··· Exercise materials

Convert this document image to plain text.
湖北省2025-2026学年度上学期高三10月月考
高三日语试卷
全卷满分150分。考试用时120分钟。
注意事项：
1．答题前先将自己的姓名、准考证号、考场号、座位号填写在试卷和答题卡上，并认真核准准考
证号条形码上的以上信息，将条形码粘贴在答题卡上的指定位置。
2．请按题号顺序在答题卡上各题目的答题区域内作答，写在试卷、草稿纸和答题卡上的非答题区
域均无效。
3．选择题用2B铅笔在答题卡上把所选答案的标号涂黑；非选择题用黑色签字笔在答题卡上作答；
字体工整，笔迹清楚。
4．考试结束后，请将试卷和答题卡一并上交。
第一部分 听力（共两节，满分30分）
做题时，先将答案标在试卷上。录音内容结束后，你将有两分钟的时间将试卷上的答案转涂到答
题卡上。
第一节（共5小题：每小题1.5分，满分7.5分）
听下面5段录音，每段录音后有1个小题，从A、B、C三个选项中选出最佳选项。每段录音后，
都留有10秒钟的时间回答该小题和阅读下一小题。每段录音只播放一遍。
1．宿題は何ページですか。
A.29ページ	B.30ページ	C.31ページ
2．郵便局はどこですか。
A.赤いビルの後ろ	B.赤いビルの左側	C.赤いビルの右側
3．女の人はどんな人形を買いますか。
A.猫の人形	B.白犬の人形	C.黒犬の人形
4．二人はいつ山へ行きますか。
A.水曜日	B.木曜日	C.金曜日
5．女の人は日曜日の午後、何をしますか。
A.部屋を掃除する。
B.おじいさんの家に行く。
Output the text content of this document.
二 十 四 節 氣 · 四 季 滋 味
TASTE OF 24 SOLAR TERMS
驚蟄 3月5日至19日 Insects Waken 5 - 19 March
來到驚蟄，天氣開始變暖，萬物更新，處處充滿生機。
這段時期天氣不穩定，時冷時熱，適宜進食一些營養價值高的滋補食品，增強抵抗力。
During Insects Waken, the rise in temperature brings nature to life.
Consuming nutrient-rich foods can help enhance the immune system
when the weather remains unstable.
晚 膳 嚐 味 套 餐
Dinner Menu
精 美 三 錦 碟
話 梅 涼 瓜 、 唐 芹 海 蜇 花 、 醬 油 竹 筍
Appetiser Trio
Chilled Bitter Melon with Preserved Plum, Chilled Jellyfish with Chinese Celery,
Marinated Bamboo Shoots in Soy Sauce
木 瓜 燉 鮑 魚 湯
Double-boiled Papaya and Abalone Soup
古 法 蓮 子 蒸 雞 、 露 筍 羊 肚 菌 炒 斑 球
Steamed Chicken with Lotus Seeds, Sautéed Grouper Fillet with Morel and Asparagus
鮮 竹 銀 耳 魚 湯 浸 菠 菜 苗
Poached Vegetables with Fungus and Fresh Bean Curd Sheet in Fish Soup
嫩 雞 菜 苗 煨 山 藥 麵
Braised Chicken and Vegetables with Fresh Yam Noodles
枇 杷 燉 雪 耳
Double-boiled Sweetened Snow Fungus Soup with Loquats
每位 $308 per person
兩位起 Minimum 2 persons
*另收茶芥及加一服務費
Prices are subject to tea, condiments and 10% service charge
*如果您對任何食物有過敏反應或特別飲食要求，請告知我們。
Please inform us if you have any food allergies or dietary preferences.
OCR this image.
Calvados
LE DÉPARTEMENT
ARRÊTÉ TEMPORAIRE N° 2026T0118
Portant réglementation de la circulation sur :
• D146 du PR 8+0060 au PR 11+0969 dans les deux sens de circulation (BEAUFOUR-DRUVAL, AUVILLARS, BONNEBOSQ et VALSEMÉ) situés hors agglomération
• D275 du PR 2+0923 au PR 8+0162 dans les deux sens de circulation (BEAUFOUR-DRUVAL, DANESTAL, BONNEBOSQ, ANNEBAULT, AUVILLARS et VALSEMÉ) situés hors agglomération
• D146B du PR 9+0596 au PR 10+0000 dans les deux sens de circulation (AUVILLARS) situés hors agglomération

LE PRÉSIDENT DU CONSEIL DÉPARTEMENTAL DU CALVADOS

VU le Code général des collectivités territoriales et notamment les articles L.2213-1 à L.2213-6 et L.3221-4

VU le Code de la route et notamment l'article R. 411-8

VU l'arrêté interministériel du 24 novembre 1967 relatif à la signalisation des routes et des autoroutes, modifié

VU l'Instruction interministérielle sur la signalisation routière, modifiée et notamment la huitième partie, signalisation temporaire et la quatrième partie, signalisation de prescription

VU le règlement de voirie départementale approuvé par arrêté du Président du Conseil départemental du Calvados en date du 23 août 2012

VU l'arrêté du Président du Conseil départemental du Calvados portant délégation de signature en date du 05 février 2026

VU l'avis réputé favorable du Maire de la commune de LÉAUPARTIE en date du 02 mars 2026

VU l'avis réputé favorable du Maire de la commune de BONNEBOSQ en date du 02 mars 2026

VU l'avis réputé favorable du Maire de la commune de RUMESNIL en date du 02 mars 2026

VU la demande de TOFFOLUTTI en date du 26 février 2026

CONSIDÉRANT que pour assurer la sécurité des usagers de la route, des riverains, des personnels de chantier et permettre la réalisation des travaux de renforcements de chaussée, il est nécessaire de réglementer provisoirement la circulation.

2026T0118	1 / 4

······

Goal: List all lines from the entries that include the word "DRUVAL".

Answer in full:
• D146 du PR 8+0060 au PR 11+0969 dans les deux sens de circulation (BEAUFOUR-DRUVAL, AUVILLARS, BONNEBOSQ et VALSEMÉ) situés hors agglomération
• D275 du PR 2+0923 au PR 8+0162 dans les deux sens de circulation (BEAUFOUR-DRUVAL, DANESTAL, BONNEBOSQ, ANNEBAULT, AUVILLARS et VALSEMÉ) situés hors agglomération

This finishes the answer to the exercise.